[WHAT THE TASK REQUIRES]
Search the records below for the word "data" and show every line where it occurs.

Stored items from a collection
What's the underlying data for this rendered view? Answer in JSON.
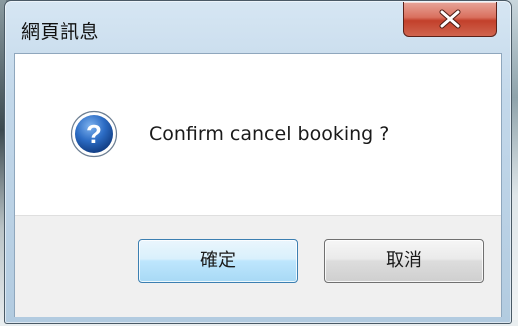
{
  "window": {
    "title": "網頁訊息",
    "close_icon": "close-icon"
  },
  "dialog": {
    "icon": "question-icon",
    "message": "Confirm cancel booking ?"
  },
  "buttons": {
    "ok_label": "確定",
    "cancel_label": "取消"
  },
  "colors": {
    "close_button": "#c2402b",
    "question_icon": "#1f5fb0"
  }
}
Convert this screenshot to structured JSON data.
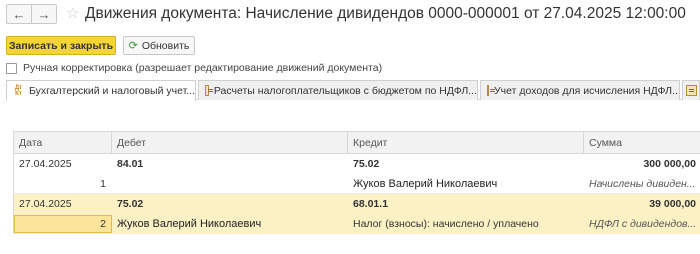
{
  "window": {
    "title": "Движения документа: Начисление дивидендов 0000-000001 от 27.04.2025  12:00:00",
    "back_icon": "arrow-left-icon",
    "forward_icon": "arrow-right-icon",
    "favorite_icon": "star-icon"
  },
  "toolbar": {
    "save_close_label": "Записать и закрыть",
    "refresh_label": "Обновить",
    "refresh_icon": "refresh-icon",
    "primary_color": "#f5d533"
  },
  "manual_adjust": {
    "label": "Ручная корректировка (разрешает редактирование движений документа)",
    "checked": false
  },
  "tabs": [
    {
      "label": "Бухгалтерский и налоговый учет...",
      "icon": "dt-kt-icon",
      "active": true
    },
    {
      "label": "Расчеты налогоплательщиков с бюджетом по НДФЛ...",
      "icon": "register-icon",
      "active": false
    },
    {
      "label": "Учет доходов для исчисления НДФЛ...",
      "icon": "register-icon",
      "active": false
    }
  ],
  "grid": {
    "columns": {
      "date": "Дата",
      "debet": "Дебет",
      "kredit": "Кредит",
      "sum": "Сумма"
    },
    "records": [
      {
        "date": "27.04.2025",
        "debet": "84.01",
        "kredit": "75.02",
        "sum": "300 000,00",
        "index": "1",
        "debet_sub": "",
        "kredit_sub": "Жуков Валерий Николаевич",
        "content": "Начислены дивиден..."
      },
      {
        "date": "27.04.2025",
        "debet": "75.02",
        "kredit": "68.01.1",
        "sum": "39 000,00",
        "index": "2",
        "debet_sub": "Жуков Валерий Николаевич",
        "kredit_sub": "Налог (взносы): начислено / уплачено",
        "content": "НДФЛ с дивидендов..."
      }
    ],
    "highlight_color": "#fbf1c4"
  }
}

[OUTPUT]
What's the underlying data for this rendered view? Answer in JSON.
Convert this screenshot to structured JSON data.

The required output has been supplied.